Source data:

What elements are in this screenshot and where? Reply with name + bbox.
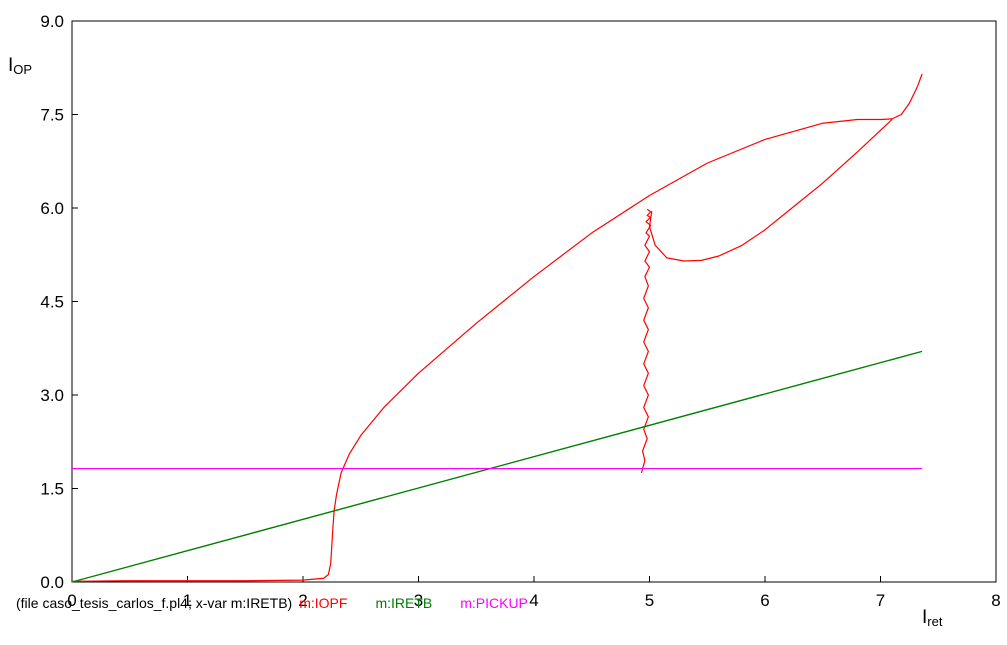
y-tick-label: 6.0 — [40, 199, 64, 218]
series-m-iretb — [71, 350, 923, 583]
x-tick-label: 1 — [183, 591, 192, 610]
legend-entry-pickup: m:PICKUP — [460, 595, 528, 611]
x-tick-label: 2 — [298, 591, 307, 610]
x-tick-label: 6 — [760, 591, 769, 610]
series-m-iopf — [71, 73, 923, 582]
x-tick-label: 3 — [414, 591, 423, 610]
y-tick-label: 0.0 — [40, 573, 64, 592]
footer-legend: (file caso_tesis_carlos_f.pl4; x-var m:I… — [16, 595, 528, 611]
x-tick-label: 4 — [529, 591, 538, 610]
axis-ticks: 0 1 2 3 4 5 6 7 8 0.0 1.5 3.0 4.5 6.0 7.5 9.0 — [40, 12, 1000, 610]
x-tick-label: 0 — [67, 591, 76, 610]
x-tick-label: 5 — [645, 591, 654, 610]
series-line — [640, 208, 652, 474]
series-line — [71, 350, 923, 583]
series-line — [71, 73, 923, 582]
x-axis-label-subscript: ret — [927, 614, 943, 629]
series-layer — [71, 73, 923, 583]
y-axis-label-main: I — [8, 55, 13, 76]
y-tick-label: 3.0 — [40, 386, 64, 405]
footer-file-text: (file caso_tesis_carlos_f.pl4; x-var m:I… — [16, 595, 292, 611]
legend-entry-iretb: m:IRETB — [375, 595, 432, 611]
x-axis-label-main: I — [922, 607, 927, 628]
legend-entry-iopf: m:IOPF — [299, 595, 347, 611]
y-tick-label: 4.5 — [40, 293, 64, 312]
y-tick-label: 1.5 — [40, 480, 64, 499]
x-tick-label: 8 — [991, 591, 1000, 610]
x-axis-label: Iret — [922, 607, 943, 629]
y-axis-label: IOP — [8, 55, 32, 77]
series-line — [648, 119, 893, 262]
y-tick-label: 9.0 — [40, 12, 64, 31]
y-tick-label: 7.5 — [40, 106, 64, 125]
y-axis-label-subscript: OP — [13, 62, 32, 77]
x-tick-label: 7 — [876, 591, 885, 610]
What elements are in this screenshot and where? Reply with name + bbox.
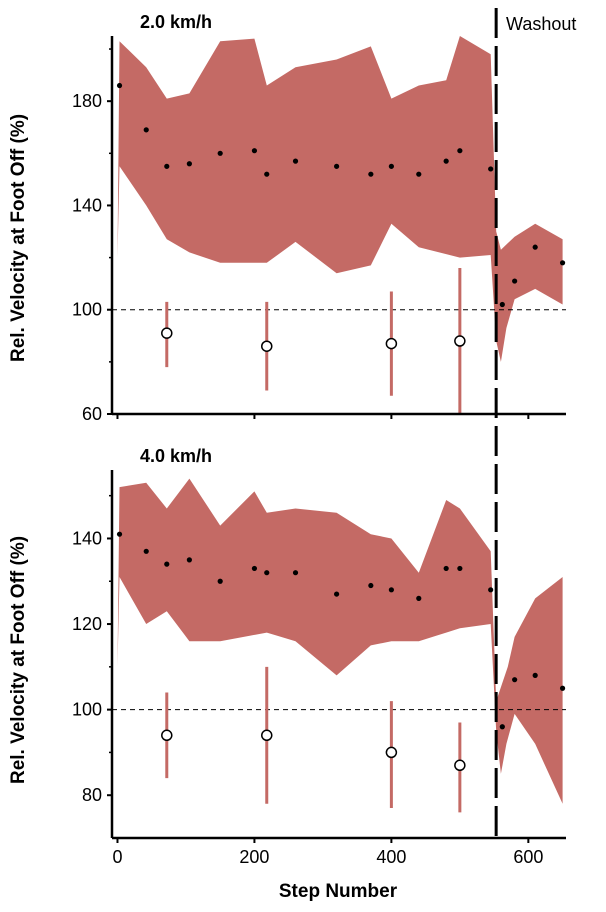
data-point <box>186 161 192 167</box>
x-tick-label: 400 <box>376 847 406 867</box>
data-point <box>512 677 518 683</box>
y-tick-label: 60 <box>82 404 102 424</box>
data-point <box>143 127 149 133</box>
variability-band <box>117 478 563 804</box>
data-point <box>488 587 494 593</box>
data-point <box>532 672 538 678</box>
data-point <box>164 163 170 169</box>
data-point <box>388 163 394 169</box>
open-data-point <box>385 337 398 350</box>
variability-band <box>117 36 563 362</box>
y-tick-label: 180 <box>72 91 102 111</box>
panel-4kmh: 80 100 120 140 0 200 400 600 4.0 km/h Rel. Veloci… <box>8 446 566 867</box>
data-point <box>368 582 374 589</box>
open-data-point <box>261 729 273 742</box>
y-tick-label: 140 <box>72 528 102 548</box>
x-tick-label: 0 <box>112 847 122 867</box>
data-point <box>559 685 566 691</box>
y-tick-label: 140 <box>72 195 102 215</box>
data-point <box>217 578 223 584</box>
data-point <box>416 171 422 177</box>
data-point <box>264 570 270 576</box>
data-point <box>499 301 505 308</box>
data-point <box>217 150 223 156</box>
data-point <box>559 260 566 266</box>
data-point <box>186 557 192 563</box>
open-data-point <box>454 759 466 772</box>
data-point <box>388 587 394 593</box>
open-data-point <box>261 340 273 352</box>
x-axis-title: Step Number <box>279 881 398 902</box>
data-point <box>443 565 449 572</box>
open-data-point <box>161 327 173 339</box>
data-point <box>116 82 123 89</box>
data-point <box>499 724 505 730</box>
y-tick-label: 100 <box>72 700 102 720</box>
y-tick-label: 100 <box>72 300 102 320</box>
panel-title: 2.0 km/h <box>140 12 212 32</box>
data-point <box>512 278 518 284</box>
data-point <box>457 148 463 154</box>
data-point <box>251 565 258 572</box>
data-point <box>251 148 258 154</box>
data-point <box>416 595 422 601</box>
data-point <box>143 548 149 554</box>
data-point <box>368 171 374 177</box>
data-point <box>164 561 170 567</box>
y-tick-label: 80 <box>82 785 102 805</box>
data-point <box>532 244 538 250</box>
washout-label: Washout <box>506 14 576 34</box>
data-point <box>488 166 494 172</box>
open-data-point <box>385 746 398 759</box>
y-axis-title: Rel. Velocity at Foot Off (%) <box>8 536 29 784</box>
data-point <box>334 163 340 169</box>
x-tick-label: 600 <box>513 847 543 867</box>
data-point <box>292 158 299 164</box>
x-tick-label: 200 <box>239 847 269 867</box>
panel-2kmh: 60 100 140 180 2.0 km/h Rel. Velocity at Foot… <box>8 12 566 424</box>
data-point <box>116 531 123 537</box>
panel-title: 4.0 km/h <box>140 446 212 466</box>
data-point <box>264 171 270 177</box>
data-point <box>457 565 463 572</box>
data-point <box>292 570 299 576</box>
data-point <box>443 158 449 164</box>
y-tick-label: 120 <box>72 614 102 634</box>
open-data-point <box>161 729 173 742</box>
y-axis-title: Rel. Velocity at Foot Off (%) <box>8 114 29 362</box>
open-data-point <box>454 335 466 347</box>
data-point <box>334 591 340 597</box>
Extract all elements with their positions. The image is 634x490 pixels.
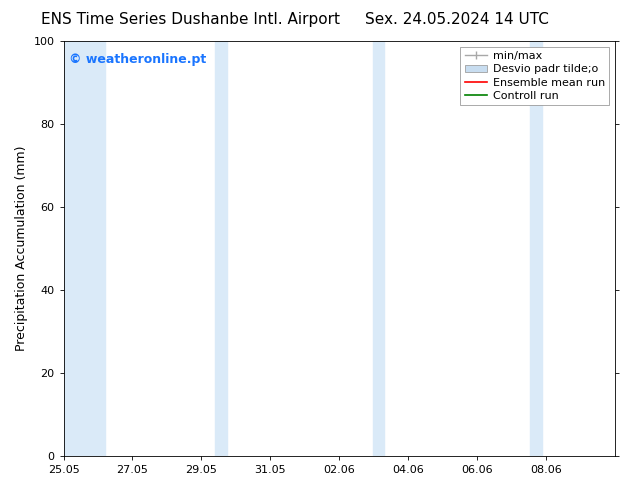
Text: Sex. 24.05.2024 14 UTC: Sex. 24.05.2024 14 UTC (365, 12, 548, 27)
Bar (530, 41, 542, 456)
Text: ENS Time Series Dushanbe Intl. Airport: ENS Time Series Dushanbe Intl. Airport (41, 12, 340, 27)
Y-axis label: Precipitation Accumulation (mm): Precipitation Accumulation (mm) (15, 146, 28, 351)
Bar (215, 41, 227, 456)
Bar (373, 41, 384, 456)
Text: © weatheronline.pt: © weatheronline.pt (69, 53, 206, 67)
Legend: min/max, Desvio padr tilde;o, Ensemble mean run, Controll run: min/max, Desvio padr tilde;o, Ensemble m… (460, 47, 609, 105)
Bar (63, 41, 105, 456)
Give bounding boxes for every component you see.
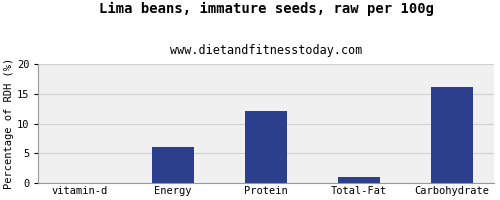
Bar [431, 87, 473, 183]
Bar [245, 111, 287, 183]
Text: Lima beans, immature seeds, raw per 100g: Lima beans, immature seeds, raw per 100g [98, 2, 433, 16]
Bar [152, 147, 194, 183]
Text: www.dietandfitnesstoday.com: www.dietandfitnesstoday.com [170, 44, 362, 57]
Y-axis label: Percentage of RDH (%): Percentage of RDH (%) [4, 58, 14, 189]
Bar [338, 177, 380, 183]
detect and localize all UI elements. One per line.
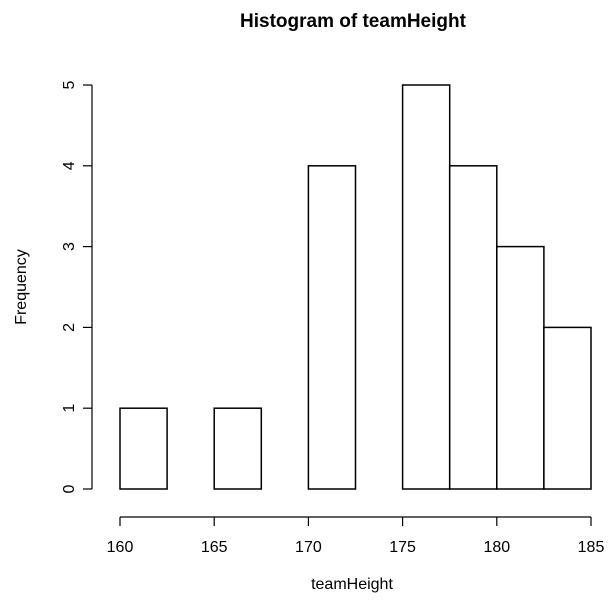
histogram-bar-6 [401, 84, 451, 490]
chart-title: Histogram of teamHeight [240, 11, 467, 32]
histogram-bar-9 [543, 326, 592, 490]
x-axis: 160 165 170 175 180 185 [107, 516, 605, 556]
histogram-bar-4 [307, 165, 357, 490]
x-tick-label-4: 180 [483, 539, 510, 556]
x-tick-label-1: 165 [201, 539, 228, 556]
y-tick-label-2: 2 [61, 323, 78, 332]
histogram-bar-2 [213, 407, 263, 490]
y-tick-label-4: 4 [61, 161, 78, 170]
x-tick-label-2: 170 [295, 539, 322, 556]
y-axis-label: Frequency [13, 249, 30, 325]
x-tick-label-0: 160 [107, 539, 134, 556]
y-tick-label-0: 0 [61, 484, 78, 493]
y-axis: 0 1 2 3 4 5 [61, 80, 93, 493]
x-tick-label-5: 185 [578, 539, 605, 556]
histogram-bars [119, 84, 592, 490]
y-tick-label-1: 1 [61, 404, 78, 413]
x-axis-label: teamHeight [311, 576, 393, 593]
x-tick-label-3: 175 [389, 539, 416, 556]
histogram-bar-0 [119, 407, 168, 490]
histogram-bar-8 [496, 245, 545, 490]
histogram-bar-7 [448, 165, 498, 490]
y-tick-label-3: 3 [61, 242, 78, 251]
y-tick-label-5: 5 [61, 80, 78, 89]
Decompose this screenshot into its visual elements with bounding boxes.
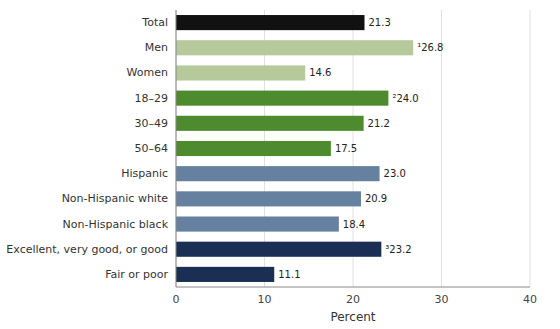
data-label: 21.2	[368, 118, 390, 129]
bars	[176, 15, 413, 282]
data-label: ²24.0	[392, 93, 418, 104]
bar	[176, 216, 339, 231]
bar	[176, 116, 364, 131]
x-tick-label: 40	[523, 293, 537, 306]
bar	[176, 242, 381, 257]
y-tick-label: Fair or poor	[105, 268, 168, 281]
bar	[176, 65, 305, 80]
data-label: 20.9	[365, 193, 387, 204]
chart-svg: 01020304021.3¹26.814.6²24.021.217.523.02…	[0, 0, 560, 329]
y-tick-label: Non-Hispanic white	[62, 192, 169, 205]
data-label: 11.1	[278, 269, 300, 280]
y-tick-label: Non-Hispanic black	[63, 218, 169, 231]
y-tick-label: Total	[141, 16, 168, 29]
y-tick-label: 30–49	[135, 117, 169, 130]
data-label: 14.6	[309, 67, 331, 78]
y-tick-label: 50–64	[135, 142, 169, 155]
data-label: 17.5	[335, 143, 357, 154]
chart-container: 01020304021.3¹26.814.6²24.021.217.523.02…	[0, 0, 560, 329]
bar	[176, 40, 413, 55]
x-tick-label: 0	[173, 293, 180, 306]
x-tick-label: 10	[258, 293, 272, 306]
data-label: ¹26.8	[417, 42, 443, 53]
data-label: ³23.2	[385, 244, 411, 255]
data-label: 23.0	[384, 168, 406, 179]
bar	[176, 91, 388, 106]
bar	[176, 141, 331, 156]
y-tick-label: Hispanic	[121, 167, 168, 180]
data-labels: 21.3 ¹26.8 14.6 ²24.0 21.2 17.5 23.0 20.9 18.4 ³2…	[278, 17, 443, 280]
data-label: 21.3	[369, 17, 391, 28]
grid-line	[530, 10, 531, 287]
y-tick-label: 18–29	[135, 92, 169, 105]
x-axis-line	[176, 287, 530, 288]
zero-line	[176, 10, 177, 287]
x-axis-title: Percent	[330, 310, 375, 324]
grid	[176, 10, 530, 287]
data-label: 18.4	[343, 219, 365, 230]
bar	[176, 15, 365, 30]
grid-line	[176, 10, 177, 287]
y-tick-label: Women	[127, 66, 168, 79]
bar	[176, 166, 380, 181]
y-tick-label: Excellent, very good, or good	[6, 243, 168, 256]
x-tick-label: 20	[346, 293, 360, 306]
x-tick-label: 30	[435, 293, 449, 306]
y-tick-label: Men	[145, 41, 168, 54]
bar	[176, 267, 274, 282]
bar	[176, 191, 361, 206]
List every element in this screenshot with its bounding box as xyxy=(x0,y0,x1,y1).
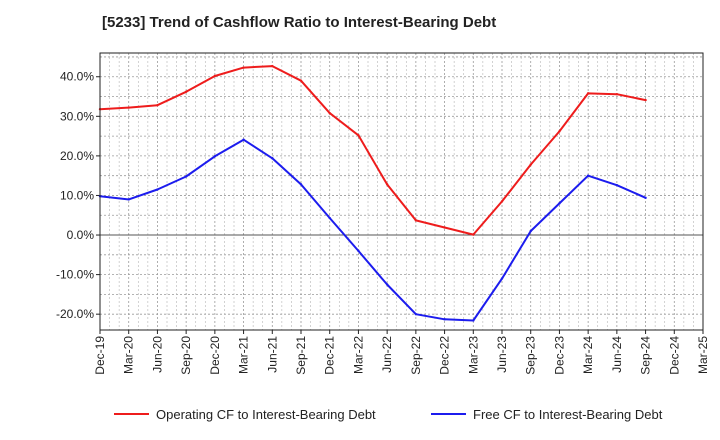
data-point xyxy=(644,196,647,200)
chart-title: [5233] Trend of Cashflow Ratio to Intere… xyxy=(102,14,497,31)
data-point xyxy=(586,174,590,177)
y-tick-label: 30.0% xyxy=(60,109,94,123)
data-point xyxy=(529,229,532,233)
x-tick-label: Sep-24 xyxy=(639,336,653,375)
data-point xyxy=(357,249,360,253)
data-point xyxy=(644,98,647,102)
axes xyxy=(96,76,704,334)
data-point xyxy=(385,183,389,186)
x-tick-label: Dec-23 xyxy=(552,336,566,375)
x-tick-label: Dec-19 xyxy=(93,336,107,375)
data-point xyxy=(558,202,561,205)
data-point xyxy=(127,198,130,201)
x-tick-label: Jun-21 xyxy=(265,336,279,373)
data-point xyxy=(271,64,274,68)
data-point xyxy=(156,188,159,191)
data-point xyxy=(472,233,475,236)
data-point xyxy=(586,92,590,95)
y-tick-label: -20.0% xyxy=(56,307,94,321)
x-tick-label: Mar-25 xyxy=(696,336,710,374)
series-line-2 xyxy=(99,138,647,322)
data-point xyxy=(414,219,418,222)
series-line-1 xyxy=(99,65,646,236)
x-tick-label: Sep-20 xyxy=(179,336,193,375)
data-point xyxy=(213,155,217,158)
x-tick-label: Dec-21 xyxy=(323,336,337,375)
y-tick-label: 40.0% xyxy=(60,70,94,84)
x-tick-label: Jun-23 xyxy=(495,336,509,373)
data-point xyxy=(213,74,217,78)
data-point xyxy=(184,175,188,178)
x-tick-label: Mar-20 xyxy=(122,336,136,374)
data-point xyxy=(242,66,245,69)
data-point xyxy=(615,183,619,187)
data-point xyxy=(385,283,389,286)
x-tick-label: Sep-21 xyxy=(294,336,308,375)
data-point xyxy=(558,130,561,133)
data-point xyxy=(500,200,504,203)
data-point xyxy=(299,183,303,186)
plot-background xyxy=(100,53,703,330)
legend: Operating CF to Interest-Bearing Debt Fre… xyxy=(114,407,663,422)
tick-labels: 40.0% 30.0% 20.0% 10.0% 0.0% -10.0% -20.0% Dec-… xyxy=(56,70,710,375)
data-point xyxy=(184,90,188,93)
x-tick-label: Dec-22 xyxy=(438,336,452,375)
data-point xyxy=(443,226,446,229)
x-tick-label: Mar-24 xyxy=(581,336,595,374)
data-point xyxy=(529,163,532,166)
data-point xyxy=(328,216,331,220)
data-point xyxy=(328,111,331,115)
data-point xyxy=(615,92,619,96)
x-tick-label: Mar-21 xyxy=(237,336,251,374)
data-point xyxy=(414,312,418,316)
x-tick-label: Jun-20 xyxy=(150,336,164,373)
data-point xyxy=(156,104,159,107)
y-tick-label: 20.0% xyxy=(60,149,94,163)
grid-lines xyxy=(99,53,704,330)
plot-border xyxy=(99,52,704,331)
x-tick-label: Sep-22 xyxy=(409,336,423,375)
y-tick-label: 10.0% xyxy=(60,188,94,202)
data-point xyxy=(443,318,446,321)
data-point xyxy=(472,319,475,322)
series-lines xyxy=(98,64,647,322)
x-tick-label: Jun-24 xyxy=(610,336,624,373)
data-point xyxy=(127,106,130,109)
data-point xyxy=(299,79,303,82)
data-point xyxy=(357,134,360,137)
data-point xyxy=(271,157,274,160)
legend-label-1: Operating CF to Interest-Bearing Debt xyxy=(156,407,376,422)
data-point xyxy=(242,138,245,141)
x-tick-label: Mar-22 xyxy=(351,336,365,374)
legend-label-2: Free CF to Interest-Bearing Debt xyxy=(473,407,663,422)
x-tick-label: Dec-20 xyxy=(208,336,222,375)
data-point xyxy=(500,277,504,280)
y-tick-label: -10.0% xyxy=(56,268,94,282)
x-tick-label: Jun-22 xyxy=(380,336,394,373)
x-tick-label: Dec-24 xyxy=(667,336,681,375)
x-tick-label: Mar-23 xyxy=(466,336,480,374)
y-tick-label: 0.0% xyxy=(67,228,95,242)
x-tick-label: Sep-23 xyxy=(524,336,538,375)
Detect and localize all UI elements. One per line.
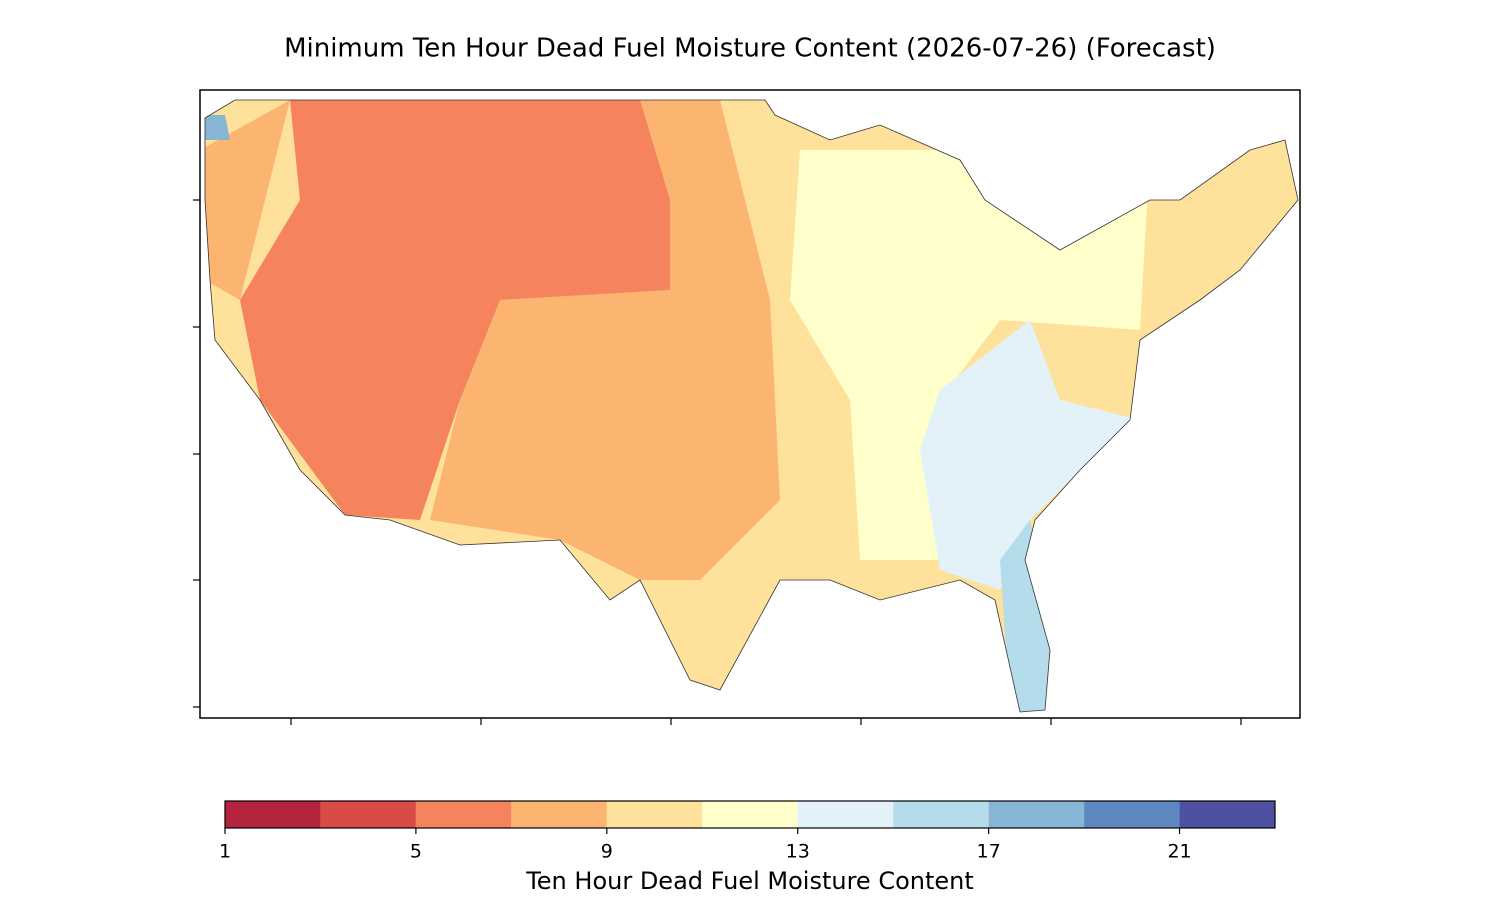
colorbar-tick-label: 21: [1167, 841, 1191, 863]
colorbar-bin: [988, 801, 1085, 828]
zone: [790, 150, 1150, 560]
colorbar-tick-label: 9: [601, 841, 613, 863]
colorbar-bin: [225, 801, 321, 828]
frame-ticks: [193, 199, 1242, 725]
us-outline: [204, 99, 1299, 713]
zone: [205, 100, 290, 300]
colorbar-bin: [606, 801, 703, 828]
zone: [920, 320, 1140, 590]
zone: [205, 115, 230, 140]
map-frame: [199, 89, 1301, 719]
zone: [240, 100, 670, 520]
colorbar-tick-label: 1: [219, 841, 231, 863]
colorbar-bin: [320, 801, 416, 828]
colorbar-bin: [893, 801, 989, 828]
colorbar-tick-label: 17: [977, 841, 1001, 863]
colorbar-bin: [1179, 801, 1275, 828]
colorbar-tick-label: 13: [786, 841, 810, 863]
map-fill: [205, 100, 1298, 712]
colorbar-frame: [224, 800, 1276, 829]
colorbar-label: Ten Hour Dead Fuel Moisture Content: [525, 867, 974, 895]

**What is needed:** Format the rows from the line with "118, 390, 129]" to the line with "65, 305, 80]" as a numbered list, including both of those lines and omitting any blank lines.

**Completed exercise:**
1. data-label: 21.2	[368, 118, 390, 129]
2. bars	[176, 15, 413, 282]
3. data-label: ²24.0	[392, 93, 418, 104]
4. bar	[176, 216, 339, 231]
5. bar	[176, 116, 364, 131]
6. x-tick-label: 40	[523, 293, 537, 306]
7. bar	[176, 242, 381, 257]
8. y-tick-label: Fair or poor	[105, 268, 168, 281]
9. bar	[176, 65, 305, 80]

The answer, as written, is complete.